BEGIN Input data

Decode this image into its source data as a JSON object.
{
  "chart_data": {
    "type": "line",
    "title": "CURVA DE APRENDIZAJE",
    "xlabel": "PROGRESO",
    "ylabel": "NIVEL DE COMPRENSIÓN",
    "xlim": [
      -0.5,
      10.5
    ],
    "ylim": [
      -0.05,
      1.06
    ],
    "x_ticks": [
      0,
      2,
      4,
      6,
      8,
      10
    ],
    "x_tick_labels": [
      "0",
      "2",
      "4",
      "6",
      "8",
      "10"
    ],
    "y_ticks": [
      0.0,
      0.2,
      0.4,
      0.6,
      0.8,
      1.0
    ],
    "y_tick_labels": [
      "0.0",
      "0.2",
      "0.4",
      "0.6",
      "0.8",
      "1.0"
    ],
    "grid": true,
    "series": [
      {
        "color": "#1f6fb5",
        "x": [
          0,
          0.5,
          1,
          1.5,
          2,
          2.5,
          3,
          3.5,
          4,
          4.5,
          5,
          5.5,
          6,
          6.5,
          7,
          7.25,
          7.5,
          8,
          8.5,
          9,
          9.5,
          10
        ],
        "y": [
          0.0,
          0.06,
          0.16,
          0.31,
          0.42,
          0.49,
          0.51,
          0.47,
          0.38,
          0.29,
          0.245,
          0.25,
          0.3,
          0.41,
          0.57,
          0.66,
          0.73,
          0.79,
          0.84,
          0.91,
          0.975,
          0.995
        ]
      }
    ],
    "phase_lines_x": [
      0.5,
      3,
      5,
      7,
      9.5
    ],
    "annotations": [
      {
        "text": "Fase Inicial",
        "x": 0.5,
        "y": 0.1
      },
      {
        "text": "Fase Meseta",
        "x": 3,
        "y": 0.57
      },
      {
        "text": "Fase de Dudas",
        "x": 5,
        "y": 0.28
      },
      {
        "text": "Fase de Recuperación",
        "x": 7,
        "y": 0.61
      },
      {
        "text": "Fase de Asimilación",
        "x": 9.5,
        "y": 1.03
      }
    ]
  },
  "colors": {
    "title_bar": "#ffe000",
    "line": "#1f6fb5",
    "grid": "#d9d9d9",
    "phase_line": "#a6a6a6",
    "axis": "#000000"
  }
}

END Input data
BEGIN Input data

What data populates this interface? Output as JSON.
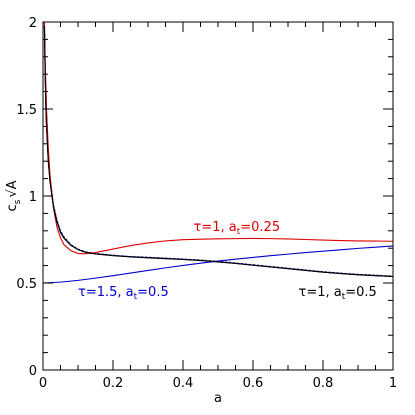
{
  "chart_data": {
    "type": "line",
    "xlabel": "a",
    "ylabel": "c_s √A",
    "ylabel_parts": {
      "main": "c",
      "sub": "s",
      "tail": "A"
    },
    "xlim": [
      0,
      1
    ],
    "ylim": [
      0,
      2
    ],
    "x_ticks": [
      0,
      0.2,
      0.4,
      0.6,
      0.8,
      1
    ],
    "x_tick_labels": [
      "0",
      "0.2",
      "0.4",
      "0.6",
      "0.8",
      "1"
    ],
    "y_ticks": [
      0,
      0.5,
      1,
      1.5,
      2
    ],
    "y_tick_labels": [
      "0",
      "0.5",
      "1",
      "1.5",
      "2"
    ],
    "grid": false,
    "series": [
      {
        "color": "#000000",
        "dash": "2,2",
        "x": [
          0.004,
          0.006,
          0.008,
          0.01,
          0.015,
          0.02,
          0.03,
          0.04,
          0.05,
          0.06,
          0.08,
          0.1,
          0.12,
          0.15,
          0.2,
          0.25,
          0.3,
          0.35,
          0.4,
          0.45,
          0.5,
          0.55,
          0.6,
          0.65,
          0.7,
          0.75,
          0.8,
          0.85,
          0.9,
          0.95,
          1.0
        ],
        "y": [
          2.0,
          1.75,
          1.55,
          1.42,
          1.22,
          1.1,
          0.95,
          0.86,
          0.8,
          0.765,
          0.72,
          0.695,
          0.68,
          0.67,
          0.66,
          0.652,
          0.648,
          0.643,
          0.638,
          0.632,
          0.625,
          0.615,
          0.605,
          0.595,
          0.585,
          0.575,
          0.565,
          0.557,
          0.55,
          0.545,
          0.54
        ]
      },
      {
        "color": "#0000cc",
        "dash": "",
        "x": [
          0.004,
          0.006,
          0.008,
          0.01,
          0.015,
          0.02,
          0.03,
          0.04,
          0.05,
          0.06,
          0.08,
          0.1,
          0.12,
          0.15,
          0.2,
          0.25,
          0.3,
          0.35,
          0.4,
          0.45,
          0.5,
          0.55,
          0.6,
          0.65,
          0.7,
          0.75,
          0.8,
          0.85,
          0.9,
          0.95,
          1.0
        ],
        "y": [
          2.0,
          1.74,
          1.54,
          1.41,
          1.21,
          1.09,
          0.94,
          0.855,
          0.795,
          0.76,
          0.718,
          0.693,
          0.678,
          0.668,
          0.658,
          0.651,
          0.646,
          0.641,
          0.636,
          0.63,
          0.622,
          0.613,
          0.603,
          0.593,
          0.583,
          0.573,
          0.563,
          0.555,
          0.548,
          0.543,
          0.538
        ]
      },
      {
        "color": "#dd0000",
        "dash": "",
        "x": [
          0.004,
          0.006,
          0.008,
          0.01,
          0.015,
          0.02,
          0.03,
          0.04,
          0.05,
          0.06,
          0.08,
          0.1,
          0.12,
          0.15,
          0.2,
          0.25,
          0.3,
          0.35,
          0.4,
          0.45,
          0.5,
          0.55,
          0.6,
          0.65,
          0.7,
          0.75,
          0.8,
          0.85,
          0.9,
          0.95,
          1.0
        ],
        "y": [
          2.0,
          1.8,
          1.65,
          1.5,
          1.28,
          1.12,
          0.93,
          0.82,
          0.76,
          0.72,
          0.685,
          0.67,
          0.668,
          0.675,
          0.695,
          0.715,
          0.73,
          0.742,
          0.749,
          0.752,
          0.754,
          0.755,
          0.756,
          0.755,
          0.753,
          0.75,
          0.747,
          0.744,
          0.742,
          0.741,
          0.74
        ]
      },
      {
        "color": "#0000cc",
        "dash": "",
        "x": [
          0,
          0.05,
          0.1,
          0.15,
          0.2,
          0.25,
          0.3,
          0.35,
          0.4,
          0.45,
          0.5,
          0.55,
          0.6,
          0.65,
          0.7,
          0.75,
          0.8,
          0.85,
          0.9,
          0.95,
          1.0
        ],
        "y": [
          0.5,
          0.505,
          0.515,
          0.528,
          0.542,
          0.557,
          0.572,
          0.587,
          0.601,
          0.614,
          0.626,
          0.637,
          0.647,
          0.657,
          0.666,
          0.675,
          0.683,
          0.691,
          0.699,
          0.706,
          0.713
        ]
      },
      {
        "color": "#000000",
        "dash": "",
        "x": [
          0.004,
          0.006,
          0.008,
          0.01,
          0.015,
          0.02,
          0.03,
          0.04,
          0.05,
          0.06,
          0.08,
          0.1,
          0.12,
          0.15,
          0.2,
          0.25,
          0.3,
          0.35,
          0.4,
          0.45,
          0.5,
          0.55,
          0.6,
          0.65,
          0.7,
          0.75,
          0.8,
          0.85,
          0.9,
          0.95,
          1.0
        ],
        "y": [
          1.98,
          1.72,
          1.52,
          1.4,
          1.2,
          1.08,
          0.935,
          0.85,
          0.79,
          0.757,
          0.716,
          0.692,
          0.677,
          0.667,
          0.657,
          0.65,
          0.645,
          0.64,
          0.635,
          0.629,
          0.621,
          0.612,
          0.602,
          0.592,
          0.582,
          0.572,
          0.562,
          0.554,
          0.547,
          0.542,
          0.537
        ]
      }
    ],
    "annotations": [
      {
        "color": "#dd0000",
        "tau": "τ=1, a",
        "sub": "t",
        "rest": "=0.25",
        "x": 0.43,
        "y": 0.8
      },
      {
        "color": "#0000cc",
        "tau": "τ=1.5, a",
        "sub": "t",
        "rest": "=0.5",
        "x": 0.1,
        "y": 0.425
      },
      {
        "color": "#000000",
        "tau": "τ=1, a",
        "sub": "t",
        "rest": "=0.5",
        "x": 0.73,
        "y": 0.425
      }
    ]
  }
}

END Input data
BEGIN Input data

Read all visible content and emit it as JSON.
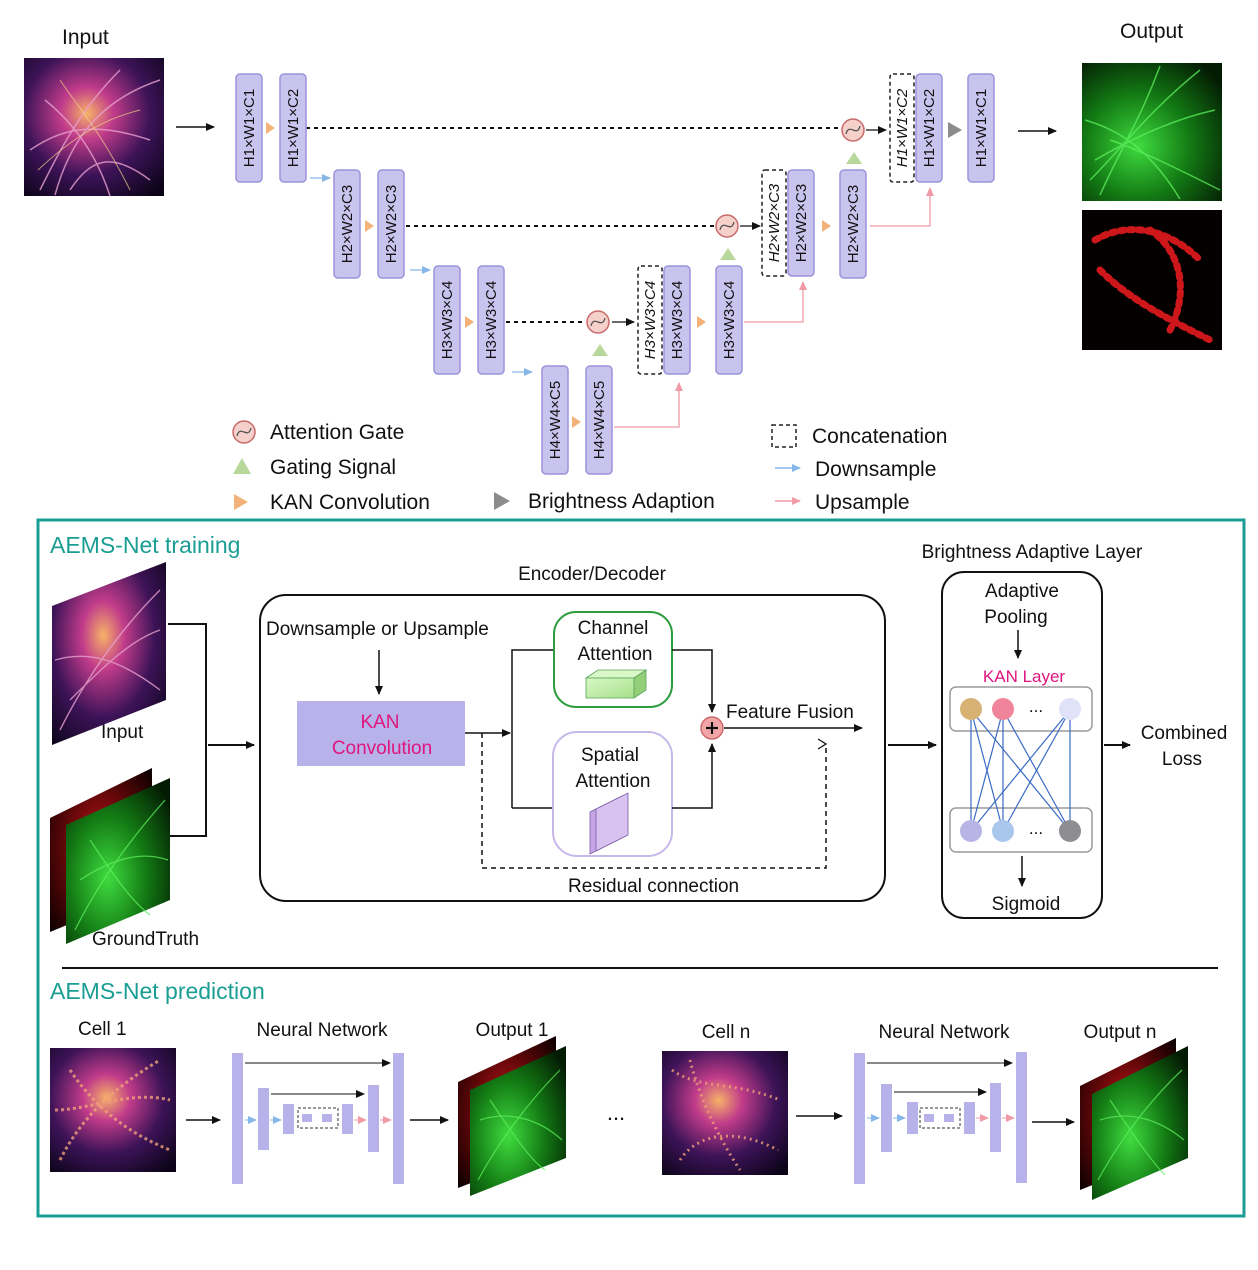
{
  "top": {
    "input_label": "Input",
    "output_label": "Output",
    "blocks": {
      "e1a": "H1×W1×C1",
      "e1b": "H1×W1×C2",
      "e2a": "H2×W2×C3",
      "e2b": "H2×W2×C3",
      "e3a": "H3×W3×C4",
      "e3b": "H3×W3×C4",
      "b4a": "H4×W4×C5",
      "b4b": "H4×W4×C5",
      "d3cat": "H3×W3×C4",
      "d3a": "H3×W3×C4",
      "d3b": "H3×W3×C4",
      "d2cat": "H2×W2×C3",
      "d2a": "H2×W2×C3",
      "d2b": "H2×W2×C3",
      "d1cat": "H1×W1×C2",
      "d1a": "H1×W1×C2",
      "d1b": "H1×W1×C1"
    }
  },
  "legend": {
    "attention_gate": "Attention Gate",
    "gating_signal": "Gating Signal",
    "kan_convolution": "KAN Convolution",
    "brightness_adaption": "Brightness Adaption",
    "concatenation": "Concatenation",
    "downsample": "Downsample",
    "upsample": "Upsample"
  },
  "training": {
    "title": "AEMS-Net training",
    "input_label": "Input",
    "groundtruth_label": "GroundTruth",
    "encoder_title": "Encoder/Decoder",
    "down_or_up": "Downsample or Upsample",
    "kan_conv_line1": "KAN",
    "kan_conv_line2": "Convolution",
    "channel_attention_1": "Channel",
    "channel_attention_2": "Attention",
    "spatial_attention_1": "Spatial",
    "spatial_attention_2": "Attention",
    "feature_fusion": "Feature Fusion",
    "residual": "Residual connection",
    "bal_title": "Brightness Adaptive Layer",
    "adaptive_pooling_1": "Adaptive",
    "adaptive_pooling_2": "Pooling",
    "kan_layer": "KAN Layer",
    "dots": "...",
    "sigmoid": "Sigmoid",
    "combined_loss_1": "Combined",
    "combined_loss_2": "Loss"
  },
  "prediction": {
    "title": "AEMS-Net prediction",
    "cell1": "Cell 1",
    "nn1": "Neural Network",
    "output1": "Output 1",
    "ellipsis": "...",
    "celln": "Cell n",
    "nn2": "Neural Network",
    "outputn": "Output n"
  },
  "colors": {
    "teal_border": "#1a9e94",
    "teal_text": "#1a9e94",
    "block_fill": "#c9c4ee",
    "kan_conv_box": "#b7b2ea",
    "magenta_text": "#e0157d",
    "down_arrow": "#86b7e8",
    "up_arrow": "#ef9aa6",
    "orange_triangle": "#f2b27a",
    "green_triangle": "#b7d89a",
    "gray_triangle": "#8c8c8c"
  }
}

END Input data

▸ **Goal of the exercise**
Give the number of lines in the data that contain "Layer", with no other words.

▸ **Answer for the task**
2